(Entries taken from a collection)

★ ★ ★ ★ ★

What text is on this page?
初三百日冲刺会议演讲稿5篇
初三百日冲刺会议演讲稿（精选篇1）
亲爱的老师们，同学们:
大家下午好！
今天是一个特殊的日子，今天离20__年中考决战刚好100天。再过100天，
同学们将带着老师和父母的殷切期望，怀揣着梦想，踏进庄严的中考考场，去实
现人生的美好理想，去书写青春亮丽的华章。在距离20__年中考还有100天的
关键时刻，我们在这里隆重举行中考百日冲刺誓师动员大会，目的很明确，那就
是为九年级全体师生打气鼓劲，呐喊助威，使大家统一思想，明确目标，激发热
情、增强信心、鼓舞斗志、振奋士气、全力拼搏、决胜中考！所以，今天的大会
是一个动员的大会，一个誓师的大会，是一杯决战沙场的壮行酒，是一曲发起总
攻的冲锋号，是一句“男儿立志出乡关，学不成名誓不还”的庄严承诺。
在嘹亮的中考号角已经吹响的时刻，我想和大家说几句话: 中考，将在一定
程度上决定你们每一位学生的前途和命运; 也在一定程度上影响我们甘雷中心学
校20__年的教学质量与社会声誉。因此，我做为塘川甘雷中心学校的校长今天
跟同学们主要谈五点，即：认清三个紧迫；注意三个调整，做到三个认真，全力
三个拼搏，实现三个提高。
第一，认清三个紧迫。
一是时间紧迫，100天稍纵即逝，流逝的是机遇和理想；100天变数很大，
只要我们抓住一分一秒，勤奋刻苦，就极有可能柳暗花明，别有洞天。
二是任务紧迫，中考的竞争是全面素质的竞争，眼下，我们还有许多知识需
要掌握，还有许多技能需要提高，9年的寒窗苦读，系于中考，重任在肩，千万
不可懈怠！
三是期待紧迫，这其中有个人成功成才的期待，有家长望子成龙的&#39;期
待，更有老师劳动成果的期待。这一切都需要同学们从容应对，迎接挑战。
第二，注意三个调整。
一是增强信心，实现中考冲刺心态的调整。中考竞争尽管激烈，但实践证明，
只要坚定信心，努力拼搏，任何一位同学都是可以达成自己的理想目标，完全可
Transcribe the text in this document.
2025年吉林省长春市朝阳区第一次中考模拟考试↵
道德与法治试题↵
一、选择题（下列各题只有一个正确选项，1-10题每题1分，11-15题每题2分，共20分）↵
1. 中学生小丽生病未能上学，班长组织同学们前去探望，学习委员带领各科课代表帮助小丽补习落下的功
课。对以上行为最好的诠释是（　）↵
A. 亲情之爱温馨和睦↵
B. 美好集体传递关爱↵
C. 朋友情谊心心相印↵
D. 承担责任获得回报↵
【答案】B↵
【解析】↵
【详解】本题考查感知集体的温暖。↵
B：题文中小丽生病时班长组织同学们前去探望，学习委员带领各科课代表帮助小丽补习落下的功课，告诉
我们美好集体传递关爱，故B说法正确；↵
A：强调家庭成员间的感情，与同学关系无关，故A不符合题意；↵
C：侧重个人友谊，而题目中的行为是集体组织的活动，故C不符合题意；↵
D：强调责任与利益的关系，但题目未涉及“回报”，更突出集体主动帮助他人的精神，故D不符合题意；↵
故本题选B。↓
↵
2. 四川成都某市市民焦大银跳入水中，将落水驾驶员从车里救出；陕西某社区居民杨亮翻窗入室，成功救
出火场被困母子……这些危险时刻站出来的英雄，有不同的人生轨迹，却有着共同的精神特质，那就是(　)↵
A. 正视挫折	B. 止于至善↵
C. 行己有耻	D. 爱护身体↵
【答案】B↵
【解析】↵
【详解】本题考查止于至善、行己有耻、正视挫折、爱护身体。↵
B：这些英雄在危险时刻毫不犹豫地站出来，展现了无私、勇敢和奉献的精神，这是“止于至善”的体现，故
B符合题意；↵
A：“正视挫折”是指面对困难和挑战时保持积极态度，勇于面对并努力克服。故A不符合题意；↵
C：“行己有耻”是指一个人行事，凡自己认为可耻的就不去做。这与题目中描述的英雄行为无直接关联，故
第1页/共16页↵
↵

★ ★ ★ ★ ★

Task description >> Your task is to repeat every entry exactly.

The answer >>
What text is on this page?
初三百日冲刺会议演讲稿5篇
初三百日冲刺会议演讲稿（精选篇1）
亲爱的老师们，同学们:
大家下午好！
今天是一个特殊的日子，今天离20__年中考决战刚好100天。再过100天，
同学们将带着老师和父母的殷切期望，怀揣着梦想，踏进庄严的中考考场，去实
现人生的美好理想，去书写青春亮丽的华章。在距离20__年中考还有100天的
关键时刻，我们在这里隆重举行中考百日冲刺誓师动员大会，目的很明确，那就
是为九年级全体师生打气鼓劲，呐喊助威，使大家统一思想，明确目标，激发热
情、增强信心、鼓舞斗志、振奋士气、全力拼搏、决胜中考！所以，今天的大会
是一个动员的大会，一个誓师的大会，是一杯决战沙场的壮行酒，是一曲发起总
攻的冲锋号，是一句“男儿立志出乡关，学不成名誓不还”的庄严承诺。
在嘹亮的中考号角已经吹响的时刻，我想和大家说几句话: 中考，将在一定
程度上决定你们每一位学生的前途和命运; 也在一定程度上影响我们甘雷中心学
校20__年的教学质量与社会声誉。因此，我做为塘川甘雷中心学校的校长今天
跟同学们主要谈五点，即：认清三个紧迫；注意三个调整，做到三个认真，全力
三个拼搏，实现三个提高。
第一，认清三个紧迫。
一是时间紧迫，100天稍纵即逝，流逝的是机遇和理想；100天变数很大，
只要我们抓住一分一秒，勤奋刻苦，就极有可能柳暗花明，别有洞天。
二是任务紧迫，中考的竞争是全面素质的竞争，眼下，我们还有许多知识需
要掌握，还有许多技能需要提高，9年的寒窗苦读，系于中考，重任在肩，千万
不可懈怠！
三是期待紧迫，这其中有个人成功成才的期待，有家长望子成龙的&#39;期
待，更有老师劳动成果的期待。这一切都需要同学们从容应对，迎接挑战。
第二，注意三个调整。
一是增强信心，实现中考冲刺心态的调整。中考竞争尽管激烈，但实践证明，
只要坚定信心，努力拼搏，任何一位同学都是可以达成自己的理想目标，完全可
Transcribe the text in this document.
2025年吉林省长春市朝阳区第一次中考模拟考试↵
道德与法治试题↵
一、选择题（下列各题只有一个正确选项，1-10题每题1分，11-15题每题2分，共20分）↵
1. 中学生小丽生病未能上学，班长组织同学们前去探望，学习委员带领各科课代表帮助小丽补习落下的功
课。对以上行为最好的诠释是（　）↵
A. 亲情之爱温馨和睦↵
B. 美好集体传递关爱↵
C. 朋友情谊心心相印↵
D. 承担责任获得回报↵
【答案】B↵
【解析】↵
【详解】本题考查感知集体的温暖。↵
B：题文中小丽生病时班长组织同学们前去探望，学习委员带领各科课代表帮助小丽补习落下的功课，告诉
我们美好集体传递关爱，故B说法正确；↵
A：强调家庭成员间的感情，与同学关系无关，故A不符合题意；↵
C：侧重个人友谊，而题目中的行为是集体组织的活动，故C不符合题意；↵
D：强调责任与利益的关系，但题目未涉及“回报”，更突出集体主动帮助他人的精神，故D不符合题意；↵
故本题选B。↓
↵
2. 四川成都某市市民焦大银跳入水中，将落水驾驶员从车里救出；陕西某社区居民杨亮翻窗入室，成功救
出火场被困母子……这些危险时刻站出来的英雄，有不同的人生轨迹，却有着共同的精神特质，那就是(　)↵
A. 正视挫折	B. 止于至善↵
C. 行己有耻	D. 爱护身体↵
【答案】B↵
【解析】↵
【详解】本题考查止于至善、行己有耻、正视挫折、爱护身体。↵
B：这些英雄在危险时刻毫不犹豫地站出来，展现了无私、勇敢和奉献的精神，这是“止于至善”的体现，故
B符合题意；↵
A：“正视挫折”是指面对困难和挑战时保持积极态度，勇于面对并努力克服。故A不符合题意；↵
C：“行己有耻”是指一个人行事，凡自己认为可耻的就不去做。这与题目中描述的英雄行为无直接关联，故
第1页/共16页↵
↵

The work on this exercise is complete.